# My first attempt at jeweling my Marlin bolt.



## CraigS1001

After seeing a few nice looking 10/22's etc. with a jeweled bolt, I decided to try it on my 60SB.  This can be done on a bolt action rifle as well.  

I bought a 3/16 jeweling tool from MidwayUSA.

Menck Bolt Jeweling Tool







After smoothing the surface with 400 paper, I finished it up with 1000 grit.






Last step before the actual jeweling I applied some polishing compound on the buffing wheel which gave a mirror like finish to the bolt.







Now down to business.  Using an old machining vise from that came from Harbour Frieght, I spaced my jeweling tool at 1/4" intervals.  The second pass was also spaced 1/4" but staggered to the first pass.  Using the same sequence for the remaining passes and trying to be consistent, I applied just light pressure to the tool for 10 seconds on each contact point.






After making the final pass, I removed bolt and gave it a thorough cleaning.  On my next one (we have 5 M60's), I plan on dissasembling the bolt to prevent the residue build up from the cleaning and jeweling process.  

Once it was cleaned I lightly polished the bolt using Simichrome Paste Polish, from MidwayUSA, with a microfiber cloth. 

Simichrome Paste Polish

These are pictures of the bolt installed in my 60SB.  Total time excluding breaking the gun down was about one hour.  I am going to try the round bolt on my Son's .410 bolt action after I make a jig to hold it.  I just enjoy tinkering with things like this, a gear head of sorts I guess.


----------



## CraigS1001

Oh, for indexing the bolt for spacing, I attached a piece of wire using an existing nut on the vise.  While there are indexing markers already on the vise,  I used this on both the X and Y movement to be a little more precise.  The vise I have is this one from everyones favorite discount tool store....!  Harbor Freight Milling Vise $69.99


Looking from the front of the vise.






Looking in from the left side.






Overall view of press and vise.


----------



## ben300win

Looks durn good!

Raw records
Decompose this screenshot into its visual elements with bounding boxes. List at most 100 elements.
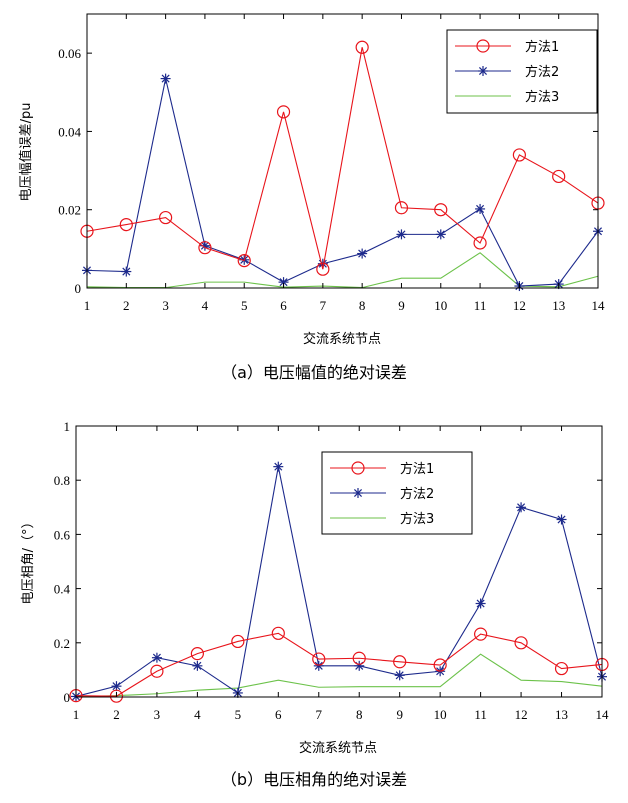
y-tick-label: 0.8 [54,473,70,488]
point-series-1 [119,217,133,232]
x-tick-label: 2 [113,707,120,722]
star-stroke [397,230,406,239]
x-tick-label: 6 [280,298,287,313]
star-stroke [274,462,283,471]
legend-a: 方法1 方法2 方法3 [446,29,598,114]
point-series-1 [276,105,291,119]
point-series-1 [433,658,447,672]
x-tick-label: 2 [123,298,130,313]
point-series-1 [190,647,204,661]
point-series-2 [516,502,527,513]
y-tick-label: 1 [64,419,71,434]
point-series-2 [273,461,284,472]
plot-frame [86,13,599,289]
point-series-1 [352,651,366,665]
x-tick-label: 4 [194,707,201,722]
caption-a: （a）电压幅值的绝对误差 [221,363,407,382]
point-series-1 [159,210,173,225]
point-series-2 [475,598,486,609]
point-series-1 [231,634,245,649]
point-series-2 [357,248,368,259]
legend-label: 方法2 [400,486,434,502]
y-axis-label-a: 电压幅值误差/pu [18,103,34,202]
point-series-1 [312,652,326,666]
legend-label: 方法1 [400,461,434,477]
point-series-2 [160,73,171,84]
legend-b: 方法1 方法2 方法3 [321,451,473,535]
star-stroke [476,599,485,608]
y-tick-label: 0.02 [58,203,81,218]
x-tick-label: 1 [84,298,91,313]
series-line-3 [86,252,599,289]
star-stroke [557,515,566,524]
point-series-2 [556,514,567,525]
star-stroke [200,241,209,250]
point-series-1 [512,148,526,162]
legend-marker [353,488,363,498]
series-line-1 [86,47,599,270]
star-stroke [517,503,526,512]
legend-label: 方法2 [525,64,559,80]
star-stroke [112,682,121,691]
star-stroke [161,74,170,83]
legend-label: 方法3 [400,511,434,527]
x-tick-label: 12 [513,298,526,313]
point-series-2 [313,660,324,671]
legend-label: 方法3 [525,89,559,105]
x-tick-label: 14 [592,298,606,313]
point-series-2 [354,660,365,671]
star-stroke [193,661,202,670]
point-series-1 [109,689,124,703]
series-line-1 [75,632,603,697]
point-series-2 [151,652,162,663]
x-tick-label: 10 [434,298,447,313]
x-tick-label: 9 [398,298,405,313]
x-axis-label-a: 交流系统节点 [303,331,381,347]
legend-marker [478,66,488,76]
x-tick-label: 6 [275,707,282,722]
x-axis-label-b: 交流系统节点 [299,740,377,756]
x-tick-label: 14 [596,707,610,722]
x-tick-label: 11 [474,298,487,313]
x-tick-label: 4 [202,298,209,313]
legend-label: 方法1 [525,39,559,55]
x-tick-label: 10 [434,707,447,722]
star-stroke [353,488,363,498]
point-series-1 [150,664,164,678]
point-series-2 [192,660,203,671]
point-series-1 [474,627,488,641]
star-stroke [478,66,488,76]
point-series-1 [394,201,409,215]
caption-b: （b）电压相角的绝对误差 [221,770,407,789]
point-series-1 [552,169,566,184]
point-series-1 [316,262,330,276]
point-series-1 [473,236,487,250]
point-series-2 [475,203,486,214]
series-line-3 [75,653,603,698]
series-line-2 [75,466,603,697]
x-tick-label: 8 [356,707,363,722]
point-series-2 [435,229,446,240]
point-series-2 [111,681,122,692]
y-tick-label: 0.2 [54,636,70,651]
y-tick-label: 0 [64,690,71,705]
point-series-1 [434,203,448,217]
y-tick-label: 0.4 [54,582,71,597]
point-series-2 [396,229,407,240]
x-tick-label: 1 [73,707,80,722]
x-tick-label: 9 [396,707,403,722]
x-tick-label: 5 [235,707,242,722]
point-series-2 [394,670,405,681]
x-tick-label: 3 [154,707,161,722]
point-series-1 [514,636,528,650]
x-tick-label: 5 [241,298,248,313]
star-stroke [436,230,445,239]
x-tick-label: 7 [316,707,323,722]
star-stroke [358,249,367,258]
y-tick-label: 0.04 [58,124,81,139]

To be done
[a] In the thread on jeweling a Marlin bolt, present the paragraph beginning "Now down to business." as a short list that keeps its main facts.
[b] From the thread on jeweling a Marlin bolt, write out the passage starting at "After seeing a" and ending at "with 1000 grit." again, substituting "sanding" for "smoothing".

Worked answers
[a]
- With the bolt held in an old machining vise, I spaced the jeweling tool at 1/4" intervals.
- The second pass was also spaced 1/4" but was staggered relative to the first pass.
- The remaining passes followed the same sequence, with an effort to stay consistent.
- At each contact point, I applied light pressure to the tool for 10 seconds.

[b]
After seeing a few nice looking 10/22's etc. with a jeweled bolt, I decided to try it on my 60SB.  This can be done on a bolt action rifle as well.  

I bought a 3/16 jeweling tool from MidwayUSA.

Menck Bolt Jeweling Tool







After sanding the surface with 400 paper, I finished it up with 1000 grit.